## TASK INSTRUCTIONS
Reproduce verbatim the part of the records that opens with their first line and closes with the line containing "overlay-checkbox[interactable] bbox=[942, 265, 954, 279]", including both of those lines.

## RECORDS SHOWN
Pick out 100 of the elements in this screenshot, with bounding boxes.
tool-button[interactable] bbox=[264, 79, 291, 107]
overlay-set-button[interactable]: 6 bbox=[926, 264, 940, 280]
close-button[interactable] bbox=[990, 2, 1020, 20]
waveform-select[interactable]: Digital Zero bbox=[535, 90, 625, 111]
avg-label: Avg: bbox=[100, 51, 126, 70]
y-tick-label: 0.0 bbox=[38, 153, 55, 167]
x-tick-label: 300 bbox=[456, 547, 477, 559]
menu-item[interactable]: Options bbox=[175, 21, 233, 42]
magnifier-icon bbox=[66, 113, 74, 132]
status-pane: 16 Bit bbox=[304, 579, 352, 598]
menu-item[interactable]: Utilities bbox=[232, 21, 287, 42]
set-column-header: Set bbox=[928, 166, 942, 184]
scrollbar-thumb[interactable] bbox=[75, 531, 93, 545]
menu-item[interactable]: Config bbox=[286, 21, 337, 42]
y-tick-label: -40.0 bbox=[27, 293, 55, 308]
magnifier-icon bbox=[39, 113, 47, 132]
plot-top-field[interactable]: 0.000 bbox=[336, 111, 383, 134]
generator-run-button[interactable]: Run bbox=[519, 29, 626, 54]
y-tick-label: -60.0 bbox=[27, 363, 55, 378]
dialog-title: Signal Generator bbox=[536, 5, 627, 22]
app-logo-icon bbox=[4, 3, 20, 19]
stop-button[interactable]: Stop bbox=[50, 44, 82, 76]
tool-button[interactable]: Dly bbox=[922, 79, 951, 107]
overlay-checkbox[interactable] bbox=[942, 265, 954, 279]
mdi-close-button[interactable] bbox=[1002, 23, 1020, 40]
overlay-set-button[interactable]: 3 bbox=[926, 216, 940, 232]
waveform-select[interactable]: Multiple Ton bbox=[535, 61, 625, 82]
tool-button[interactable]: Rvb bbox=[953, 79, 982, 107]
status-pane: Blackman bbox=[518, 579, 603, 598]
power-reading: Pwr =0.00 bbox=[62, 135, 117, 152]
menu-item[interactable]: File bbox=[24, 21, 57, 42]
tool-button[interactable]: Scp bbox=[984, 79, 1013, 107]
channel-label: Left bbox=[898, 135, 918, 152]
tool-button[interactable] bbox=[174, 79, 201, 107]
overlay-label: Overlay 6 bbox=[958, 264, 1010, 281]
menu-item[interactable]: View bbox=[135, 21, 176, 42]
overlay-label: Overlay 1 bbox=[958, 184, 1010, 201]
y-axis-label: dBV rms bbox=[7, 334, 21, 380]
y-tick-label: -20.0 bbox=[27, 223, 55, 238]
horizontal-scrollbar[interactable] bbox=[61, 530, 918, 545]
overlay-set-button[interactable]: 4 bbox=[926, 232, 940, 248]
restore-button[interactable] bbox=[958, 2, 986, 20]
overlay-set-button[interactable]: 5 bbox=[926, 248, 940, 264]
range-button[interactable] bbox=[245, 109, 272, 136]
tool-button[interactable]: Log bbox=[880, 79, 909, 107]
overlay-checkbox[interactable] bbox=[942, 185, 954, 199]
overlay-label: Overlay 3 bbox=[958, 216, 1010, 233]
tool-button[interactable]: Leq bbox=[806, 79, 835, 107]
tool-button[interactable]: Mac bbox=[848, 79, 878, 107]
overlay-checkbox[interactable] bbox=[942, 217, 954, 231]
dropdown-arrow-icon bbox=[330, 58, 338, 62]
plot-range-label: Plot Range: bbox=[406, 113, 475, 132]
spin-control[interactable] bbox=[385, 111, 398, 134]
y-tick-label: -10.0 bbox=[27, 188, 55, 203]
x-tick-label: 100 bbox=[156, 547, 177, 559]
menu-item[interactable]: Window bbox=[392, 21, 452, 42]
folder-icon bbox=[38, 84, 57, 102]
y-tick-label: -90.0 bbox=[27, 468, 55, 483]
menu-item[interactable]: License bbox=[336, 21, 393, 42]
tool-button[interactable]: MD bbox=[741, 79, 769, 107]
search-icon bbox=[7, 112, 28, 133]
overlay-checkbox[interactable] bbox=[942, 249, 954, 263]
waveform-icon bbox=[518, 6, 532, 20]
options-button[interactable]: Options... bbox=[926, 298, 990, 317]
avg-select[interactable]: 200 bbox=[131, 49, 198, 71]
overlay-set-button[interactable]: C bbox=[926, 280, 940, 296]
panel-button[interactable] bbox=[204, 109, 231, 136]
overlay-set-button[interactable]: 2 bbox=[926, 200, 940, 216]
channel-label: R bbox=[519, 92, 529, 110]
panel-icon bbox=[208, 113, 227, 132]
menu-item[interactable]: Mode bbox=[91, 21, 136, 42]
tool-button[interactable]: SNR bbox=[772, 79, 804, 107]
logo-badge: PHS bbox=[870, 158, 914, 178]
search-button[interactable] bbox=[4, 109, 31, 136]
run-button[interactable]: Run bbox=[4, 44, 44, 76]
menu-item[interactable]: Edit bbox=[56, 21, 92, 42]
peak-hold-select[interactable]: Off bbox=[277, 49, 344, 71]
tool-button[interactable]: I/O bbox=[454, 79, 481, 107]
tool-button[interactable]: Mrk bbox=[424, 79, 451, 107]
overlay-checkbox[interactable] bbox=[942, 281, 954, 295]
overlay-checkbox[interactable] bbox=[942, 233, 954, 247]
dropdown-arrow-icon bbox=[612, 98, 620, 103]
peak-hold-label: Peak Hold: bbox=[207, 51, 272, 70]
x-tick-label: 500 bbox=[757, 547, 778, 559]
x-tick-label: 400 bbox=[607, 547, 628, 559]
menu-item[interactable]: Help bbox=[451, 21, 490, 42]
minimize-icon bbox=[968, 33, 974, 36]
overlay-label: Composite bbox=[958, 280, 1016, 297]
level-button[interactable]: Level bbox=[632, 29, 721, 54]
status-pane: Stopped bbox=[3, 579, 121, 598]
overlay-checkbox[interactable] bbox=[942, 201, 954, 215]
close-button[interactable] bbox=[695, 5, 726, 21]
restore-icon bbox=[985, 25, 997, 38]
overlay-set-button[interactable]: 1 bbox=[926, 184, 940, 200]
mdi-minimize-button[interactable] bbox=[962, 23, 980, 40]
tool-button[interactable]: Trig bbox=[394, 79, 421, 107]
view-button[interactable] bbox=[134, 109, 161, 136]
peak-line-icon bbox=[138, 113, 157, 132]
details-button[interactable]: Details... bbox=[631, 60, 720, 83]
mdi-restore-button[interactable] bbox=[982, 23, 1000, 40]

## TASK OUTPUT
Pick out 100 of the elements in this screenshot, with bounding boxes.
tool-button[interactable] bbox=[264, 79, 291, 107]
overlay-set-button[interactable]: 6 bbox=[926, 264, 940, 280]
close-button[interactable] bbox=[990, 2, 1020, 20]
waveform-select[interactable]: Digital Zero bbox=[535, 90, 625, 111]
avg-label: Avg: bbox=[100, 51, 126, 70]
y-tick-label: 0.0 bbox=[38, 153, 55, 167]
x-tick-label: 300 bbox=[456, 547, 477, 559]
menu-item[interactable]: Options bbox=[175, 21, 233, 42]
magnifier-icon bbox=[66, 113, 74, 132]
status-pane: 16 Bit bbox=[304, 579, 352, 598]
menu-item[interactable]: Utilities bbox=[232, 21, 287, 42]
set-column-header: Set bbox=[928, 166, 942, 184]
scrollbar-thumb[interactable] bbox=[75, 531, 93, 545]
menu-item[interactable]: Config bbox=[286, 21, 337, 42]
y-tick-label: -40.0 bbox=[27, 293, 55, 308]
magnifier-icon bbox=[39, 113, 47, 132]
plot-top-field[interactable]: 0.000 bbox=[336, 111, 383, 134]
generator-run-button[interactable]: Run bbox=[519, 29, 626, 54]
y-tick-label: -60.0 bbox=[27, 363, 55, 378]
dialog-title: Signal Generator bbox=[536, 5, 627, 22]
app-logo-icon bbox=[4, 3, 20, 19]
stop-button[interactable]: Stop bbox=[50, 44, 82, 76]
tool-button[interactable]: Dly bbox=[922, 79, 951, 107]
overlay-checkbox[interactable] bbox=[942, 265, 954, 279]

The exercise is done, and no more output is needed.